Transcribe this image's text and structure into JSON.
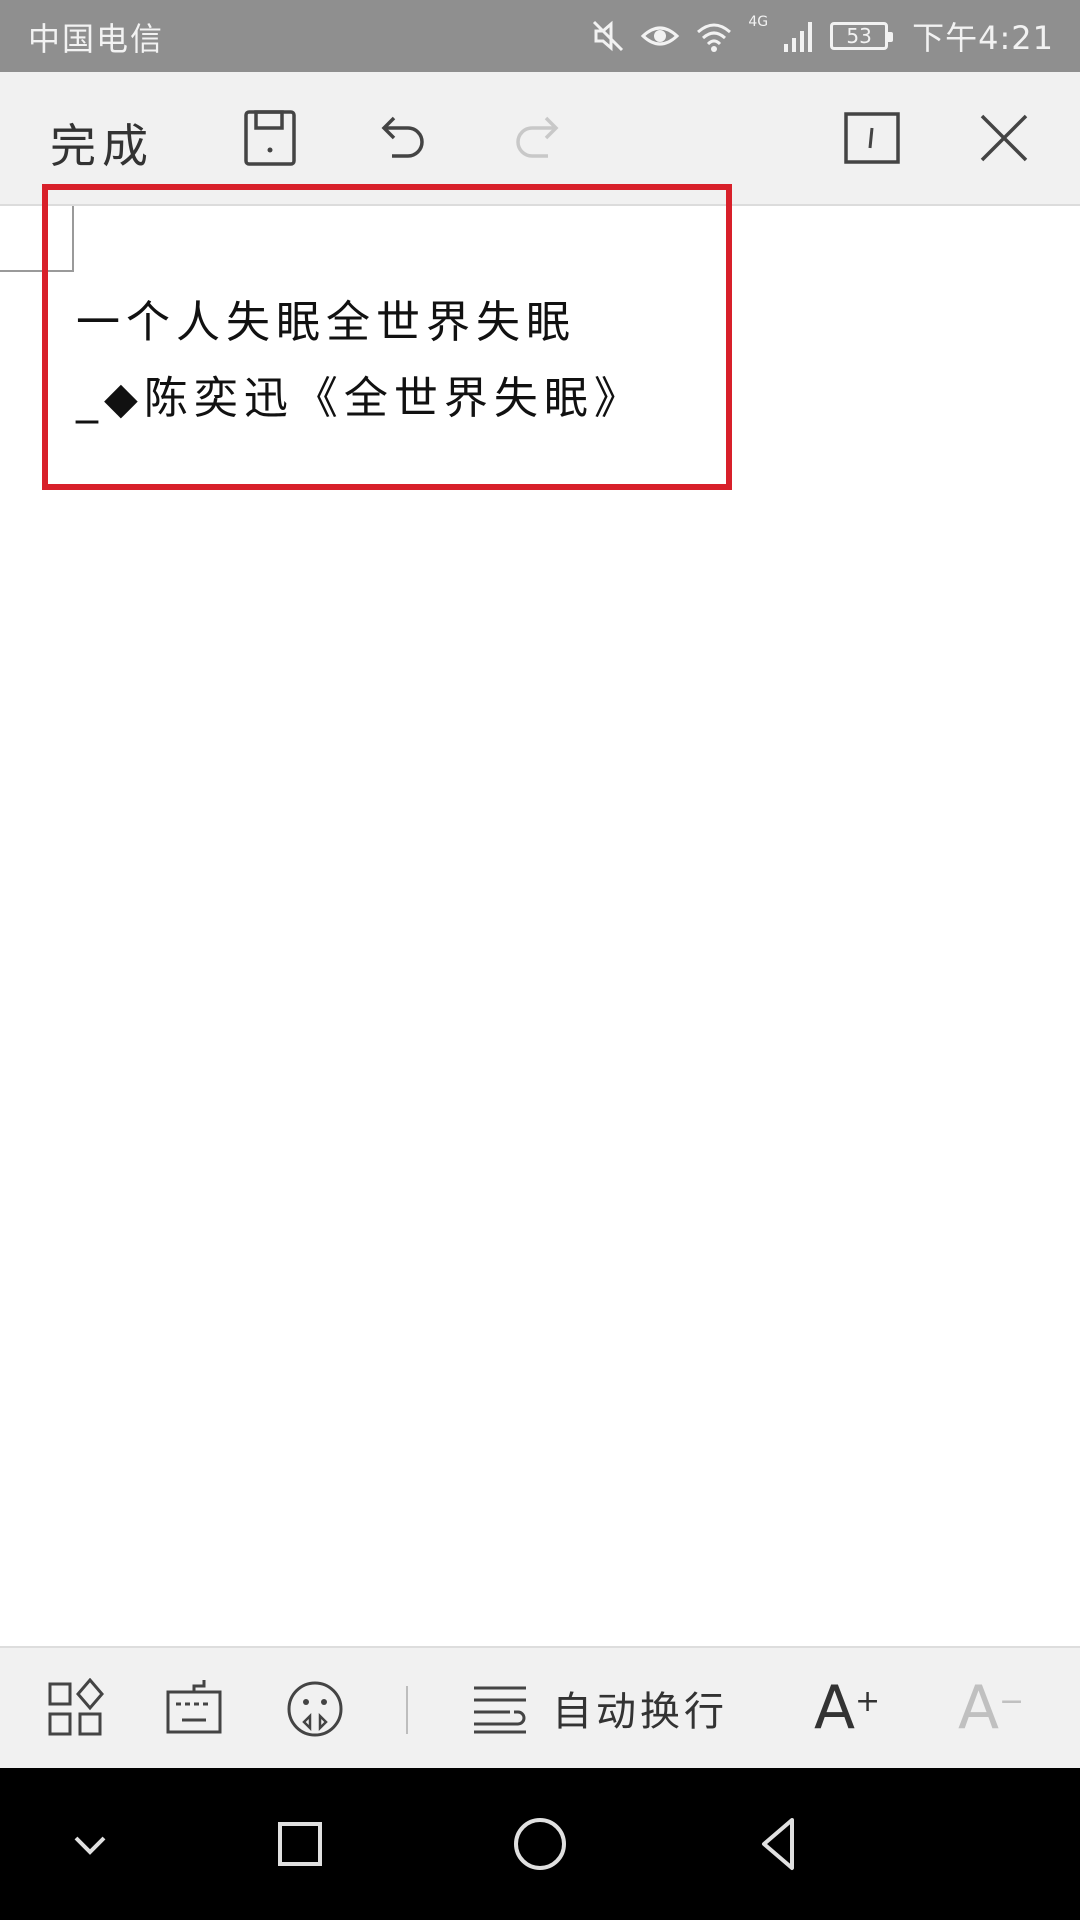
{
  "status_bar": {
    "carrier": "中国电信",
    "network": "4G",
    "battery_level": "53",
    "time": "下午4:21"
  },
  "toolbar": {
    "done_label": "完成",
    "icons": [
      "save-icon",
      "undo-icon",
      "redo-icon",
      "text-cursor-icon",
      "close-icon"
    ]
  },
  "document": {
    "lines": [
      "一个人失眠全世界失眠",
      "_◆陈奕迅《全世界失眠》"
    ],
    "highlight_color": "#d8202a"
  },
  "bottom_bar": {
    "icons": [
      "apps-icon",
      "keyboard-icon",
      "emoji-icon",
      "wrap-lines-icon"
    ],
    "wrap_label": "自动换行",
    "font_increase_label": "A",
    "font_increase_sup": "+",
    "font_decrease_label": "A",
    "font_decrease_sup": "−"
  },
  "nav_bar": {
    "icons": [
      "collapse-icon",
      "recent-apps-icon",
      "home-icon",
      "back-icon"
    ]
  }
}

+--

_REQUIRED TASK_
Copy the listing over exactly, skipping the pictures it holds.

_FINAL ANSWER_
Transcribe this image's text and structure into JSON.
{
  "status_bar": {
    "carrier": "中国电信",
    "network": "4G",
    "battery_level": "53",
    "time": "下午4:21"
  },
  "toolbar": {
    "done_label": "完成",
    "icons": [
      "save-icon",
      "undo-icon",
      "redo-icon",
      "text-cursor-icon",
      "close-icon"
    ]
  },
  "document": {
    "lines": [
      "一个人失眠全世界失眠",
      "_◆陈奕迅《全世界失眠》"
    ],
    "highlight_color": "#d8202a"
  },
  "bottom_bar": {
    "icons": [
      "apps-icon",
      "keyboard-icon",
      "emoji-icon",
      "wrap-lines-icon"
    ],
    "wrap_label": "自动换行",
    "font_increase_label": "A",
    "font_increase_sup": "+",
    "font_decrease_label": "A",
    "font_decrease_sup": "−"
  },
  "nav_bar": {
    "icons": [
      "collapse-icon",
      "recent-apps-icon",
      "home-icon",
      "back-icon"
    ]
  }
}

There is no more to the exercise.